> Stated exercise: Determine how many lines of the records include "name", and answer with the number alone.

────────────────────────────────────────

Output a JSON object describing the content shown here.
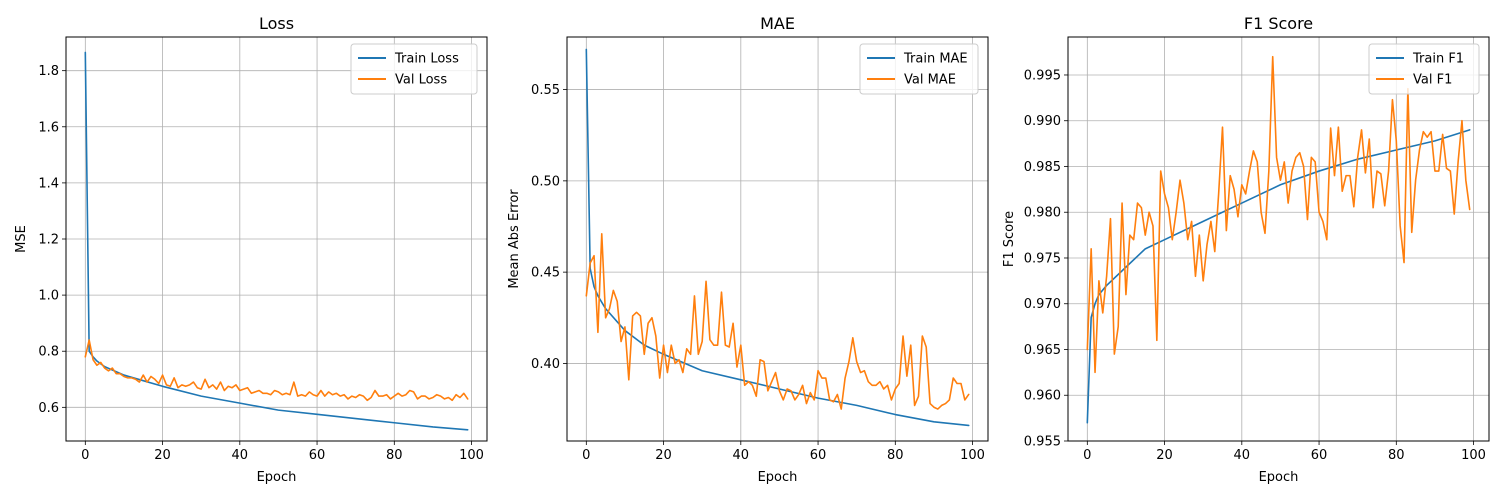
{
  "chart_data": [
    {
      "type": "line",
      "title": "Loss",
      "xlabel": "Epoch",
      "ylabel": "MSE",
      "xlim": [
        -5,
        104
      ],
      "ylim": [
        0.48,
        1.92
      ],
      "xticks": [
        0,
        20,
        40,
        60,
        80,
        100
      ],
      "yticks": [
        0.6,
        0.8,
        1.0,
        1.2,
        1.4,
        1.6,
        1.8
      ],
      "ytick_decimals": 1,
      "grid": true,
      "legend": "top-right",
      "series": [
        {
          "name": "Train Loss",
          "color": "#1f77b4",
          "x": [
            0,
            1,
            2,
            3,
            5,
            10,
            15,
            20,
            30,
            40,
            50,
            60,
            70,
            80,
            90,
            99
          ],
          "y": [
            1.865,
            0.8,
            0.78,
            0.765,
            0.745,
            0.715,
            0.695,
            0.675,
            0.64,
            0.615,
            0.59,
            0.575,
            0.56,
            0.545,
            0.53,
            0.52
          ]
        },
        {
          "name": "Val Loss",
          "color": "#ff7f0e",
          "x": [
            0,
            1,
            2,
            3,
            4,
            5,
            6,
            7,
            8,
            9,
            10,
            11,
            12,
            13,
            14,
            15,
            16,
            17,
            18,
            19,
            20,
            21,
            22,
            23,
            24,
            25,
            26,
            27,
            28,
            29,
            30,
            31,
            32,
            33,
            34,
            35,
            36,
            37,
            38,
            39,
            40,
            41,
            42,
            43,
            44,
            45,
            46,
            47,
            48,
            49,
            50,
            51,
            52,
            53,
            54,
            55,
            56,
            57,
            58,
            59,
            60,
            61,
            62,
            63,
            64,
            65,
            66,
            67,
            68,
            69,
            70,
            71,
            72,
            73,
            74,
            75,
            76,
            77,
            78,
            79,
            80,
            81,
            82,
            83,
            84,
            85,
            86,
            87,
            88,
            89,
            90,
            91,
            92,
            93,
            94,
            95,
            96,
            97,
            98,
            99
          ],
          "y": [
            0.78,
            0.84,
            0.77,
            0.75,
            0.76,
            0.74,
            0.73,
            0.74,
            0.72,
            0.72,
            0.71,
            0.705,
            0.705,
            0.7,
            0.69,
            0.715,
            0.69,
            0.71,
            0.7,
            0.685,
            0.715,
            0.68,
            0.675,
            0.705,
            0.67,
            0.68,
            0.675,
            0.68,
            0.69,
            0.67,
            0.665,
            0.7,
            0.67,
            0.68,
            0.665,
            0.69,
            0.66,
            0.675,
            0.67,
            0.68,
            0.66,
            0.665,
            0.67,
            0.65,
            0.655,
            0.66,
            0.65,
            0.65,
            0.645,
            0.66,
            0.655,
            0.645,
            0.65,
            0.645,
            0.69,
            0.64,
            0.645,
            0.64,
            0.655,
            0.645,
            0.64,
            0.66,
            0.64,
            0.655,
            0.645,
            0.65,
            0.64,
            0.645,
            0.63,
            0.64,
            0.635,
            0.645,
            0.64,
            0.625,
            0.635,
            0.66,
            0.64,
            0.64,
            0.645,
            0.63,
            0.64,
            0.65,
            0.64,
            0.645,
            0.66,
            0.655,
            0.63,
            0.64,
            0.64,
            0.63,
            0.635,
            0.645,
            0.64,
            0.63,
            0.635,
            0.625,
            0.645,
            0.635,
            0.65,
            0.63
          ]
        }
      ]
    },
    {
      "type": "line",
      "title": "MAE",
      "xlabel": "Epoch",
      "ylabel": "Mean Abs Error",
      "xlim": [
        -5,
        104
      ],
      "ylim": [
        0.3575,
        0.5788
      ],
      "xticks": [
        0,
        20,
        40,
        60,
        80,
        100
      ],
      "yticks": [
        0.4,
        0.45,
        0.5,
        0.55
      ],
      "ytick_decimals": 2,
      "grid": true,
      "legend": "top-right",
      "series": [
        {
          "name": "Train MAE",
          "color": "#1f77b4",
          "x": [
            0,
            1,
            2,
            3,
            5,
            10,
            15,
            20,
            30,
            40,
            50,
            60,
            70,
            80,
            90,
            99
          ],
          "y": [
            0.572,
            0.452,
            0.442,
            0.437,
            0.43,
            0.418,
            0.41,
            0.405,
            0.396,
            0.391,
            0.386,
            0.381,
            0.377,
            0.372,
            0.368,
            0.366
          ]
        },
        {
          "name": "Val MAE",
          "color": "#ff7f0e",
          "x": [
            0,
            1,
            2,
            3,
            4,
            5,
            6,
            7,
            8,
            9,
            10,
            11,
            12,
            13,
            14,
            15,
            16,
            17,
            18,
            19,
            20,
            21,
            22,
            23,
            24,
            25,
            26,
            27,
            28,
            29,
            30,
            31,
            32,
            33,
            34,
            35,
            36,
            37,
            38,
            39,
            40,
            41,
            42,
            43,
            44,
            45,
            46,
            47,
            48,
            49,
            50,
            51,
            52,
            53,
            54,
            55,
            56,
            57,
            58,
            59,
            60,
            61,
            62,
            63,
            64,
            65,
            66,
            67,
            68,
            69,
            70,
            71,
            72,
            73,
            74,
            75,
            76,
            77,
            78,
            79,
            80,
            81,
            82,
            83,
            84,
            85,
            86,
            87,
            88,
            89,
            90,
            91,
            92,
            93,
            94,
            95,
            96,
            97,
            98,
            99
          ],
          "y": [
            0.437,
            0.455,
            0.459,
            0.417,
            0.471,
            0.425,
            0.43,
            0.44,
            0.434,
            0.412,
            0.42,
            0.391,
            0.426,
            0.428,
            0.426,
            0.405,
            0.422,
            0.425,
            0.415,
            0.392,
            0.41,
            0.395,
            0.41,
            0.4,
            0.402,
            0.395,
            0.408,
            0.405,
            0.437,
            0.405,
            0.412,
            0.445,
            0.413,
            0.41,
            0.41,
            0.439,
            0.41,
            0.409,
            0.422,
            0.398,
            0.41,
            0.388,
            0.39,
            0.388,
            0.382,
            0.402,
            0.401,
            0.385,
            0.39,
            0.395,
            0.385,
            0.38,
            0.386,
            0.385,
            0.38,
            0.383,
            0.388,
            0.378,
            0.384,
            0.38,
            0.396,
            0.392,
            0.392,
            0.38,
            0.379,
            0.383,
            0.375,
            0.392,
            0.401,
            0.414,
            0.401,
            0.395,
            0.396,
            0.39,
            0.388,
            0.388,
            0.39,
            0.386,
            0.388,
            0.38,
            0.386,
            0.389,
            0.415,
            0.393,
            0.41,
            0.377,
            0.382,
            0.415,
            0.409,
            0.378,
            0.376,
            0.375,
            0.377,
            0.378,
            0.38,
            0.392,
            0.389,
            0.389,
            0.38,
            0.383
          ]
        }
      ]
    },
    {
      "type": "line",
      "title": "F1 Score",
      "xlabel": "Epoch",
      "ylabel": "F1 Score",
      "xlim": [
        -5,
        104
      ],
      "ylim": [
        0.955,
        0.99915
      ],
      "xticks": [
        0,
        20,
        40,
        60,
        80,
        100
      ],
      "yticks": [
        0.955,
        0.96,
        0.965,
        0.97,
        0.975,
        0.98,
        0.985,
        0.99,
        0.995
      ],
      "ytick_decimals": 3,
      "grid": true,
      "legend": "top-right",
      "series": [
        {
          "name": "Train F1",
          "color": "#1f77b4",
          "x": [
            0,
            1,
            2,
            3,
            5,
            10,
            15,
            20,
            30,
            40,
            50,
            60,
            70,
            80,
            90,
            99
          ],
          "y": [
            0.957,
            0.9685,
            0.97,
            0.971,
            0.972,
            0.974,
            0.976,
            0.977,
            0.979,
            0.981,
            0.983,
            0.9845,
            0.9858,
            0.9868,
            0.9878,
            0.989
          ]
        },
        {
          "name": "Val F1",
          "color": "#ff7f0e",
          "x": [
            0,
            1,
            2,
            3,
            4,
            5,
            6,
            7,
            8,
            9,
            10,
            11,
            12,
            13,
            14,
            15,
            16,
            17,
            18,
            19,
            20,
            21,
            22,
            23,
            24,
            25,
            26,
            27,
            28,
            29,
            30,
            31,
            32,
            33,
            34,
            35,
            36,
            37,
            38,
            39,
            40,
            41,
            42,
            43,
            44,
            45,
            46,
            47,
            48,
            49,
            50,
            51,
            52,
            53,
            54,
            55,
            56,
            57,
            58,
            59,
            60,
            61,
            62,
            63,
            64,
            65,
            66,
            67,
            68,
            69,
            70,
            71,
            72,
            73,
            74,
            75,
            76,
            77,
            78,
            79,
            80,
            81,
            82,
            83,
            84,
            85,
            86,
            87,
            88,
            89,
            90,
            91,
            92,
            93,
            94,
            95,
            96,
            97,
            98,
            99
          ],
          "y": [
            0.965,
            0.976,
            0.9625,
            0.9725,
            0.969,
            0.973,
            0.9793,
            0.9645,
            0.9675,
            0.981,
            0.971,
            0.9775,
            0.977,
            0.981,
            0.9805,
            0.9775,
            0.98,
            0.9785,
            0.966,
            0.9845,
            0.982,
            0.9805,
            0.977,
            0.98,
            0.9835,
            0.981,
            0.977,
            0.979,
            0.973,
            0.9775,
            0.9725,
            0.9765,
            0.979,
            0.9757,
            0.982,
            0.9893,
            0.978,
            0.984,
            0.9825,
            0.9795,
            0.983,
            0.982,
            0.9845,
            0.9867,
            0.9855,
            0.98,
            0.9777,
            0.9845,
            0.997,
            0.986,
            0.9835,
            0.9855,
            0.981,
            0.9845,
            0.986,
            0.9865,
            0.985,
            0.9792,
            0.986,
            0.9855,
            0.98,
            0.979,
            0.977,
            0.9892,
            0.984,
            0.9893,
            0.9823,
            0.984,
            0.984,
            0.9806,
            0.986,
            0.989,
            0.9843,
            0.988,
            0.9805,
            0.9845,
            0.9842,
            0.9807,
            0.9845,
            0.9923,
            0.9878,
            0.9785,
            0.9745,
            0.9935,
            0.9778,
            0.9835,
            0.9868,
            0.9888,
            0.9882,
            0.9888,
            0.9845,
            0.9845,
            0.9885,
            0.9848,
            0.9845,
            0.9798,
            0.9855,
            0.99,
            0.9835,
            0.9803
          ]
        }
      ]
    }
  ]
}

────────────────────────────────────────

> Complete output: 6